◆ Problem description
Every line below should be repeated exactly.

Start

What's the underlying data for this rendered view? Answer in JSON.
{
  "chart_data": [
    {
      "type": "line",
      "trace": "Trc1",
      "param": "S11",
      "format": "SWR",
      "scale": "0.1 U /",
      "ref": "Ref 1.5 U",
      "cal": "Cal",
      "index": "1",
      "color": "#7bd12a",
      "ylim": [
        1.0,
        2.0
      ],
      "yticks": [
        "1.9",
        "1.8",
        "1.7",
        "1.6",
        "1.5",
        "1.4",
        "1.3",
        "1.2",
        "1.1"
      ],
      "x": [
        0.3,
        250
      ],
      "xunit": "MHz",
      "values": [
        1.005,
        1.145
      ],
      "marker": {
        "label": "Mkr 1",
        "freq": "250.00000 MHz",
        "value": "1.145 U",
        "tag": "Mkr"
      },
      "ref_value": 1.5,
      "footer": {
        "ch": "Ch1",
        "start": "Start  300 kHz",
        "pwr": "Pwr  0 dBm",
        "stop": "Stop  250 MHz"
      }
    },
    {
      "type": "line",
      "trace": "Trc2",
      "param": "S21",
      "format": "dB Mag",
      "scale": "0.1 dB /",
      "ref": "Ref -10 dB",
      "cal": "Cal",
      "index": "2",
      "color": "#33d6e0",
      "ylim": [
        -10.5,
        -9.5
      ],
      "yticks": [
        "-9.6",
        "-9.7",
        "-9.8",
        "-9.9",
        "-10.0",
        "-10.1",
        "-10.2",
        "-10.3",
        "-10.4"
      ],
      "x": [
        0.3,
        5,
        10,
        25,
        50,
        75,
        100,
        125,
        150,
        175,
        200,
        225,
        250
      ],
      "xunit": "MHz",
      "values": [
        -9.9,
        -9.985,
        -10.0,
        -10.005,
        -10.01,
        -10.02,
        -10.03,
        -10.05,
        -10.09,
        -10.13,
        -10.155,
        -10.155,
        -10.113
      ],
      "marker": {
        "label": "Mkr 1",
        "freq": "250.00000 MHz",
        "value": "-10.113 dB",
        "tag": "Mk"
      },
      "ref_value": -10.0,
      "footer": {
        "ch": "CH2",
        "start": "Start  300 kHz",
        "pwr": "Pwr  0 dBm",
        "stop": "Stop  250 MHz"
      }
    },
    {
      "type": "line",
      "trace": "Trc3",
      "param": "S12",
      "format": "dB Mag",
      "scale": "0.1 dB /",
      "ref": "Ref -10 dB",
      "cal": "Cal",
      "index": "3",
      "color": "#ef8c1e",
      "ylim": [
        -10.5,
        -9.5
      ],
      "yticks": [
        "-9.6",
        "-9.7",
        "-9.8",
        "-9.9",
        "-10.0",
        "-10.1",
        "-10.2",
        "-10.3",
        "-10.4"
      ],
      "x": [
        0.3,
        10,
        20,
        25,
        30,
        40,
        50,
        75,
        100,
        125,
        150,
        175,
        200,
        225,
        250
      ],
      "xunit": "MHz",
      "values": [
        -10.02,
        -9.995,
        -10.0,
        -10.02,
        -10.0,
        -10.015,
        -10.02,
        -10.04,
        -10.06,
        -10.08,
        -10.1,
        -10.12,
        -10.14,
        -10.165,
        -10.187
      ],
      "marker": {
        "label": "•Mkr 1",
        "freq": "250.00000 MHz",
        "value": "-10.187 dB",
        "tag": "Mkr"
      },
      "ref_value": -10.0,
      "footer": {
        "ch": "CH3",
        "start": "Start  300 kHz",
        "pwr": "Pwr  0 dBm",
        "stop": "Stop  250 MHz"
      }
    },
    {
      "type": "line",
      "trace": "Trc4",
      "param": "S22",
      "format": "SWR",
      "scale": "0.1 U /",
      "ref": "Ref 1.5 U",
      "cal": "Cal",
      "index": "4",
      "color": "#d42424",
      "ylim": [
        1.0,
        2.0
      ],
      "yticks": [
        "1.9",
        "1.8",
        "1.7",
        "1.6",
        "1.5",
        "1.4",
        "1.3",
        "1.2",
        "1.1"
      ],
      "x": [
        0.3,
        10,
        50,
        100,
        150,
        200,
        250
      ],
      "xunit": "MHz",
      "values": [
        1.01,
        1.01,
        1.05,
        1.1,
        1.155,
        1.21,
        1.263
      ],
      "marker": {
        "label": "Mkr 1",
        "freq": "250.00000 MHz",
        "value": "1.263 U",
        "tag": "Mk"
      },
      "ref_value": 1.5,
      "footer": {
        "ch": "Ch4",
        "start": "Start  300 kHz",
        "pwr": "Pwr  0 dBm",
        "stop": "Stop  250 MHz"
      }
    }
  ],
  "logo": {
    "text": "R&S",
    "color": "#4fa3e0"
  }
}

End

◆ Correct response
What's the underlying data for this rendered view? Answer in JSON.
{
  "chart_data": [
    {
      "type": "line",
      "trace": "Trc1",
      "param": "S11",
      "format": "SWR",
      "scale": "0.1 U /",
      "ref": "Ref 1.5 U",
      "cal": "Cal",
      "index": "1",
      "color": "#7bd12a",
      "ylim": [
        1.0,
        2.0
      ],
      "yticks": [
        "1.9",
        "1.8",
        "1.7",
        "1.6",
        "1.5",
        "1.4",
        "1.3",
        "1.2",
        "1.1"
      ],
      "x": [
        0.3,
        250
      ],
      "xunit": "MHz",
      "values": [
        1.005,
        1.145
      ],
      "marker": {
        "label": "Mkr 1",
        "freq": "250.00000 MHz",
        "value": "1.145 U",
        "tag": "Mkr"
      },
      "ref_value": 1.5,
      "footer": {
        "ch": "Ch1",
        "start": "Start  300 kHz",
        "pwr": "Pwr  0 dBm",
        "stop": "Stop  250 MHz"
      }
    },
    {
      "type": "line",
      "trace": "Trc2",
      "param": "S21",
      "format": "dB Mag",
      "scale": "0.1 dB /",
      "ref": "Ref -10 dB",
      "cal": "Cal",
      "index": "2",
      "color": "#33d6e0",
      "ylim": [
        -10.5,
        -9.5
      ],
      "yticks": [
        "-9.6",
        "-9.7",
        "-9.8",
        "-9.9",
        "-10.0",
        "-10.1",
        "-10.2",
        "-10.3",
        "-10.4"
      ],
      "x": [
        0.3,
        5,
        10,
        25,
        50,
        75,
        100,
        125,
        150,
        175,
        200,
        225,
        250
      ],
      "xunit": "MHz",
      "values": [
        -9.9,
        -9.985,
        -10.0,
        -10.005,
        -10.01,
        -10.02,
        -10.03,
        -10.05,
        -10.09,
        -10.13,
        -10.155,
        -10.155,
        -10.113
      ],
      "marker": {
        "label": "Mkr 1",
        "freq": "250.00000 MHz",
        "value": "-10.113 dB",
        "tag": "Mk"
      },
      "ref_value": -10.0,
      "footer": {
        "ch": "CH2",
        "start": "Start  300 kHz",
        "pwr": "Pwr  0 dBm",
        "stop": "Stop  250 MHz"
      }
    },
    {
      "type": "line",
      "trace": "Trc3",
      "param": "S12",
      "format": "dB Mag",
      "scale": "0.1 dB /",
      "ref": "Ref -10 dB",
      "cal": "Cal",
      "index": "3",
      "color": "#ef8c1e",
      "ylim": [
        -10.5,
        -9.5
      ],
      "yticks": [
        "-9.6",
        "-9.7",
        "-9.8",
        "-9.9",
        "-10.0",
        "-10.1",
        "-10.2",
        "-10.3",
        "-10.4"
      ],
      "x": [
        0.3,
        10,
        20,
        25,
        30,
        40,
        50,
        75,
        100,
        125,
        150,
        175,
        200,
        225,
        250
      ],
      "xunit": "MHz",
      "values": [
        -10.02,
        -9.995,
        -10.0,
        -10.02,
        -10.0,
        -10.015,
        -10.02,
        -10.04,
        -10.06,
        -10.08,
        -10.1,
        -10.12,
        -10.14,
        -10.165,
        -10.187
      ],
      "marker": {
        "label": "•Mkr 1",
        "freq": "250.00000 MHz",
        "value": "-10.187 dB",
        "tag": "Mkr"
      },
      "ref_value": -10.0,
      "footer": {
        "ch": "CH3",
        "start": "Start  300 kHz",
        "pwr": "Pwr  0 dBm",
        "stop": "Stop  250 MHz"
      }
    },
    {
      "type": "line",
      "trace": "Trc4",
      "param": "S22",
      "format": "SWR",
      "scale": "0.1 U /",
      "ref": "Ref 1.5 U",
      "cal": "Cal",
      "index": "4",
      "color": "#d42424",
      "ylim": [
        1.0,
        2.0
      ],
      "yticks": [
        "1.9",
        "1.8",
        "1.7",
        "1.6",
        "1.5",
        "1.4",
        "1.3",
        "1.2",
        "1.1"
      ],
      "x": [
        0.3,
        10,
        50,
        100,
        150,
        200,
        250
      ],
      "xunit": "MHz",
      "values": [
        1.01,
        1.01,
        1.05,
        1.1,
        1.155,
        1.21,
        1.263
      ],
      "marker": {
        "label": "Mkr 1",
        "freq": "250.00000 MHz",
        "value": "1.263 U",
        "tag": "Mk"
      },
      "ref_value": 1.5,
      "footer": {
        "ch": "Ch4",
        "start": "Start  300 kHz",
        "pwr": "Pwr  0 dBm",
        "stop": "Stop  250 MHz"
      }
    }
  ],
  "logo": {
    "text": "R&S",
    "color": "#4fa3e0"
  }
}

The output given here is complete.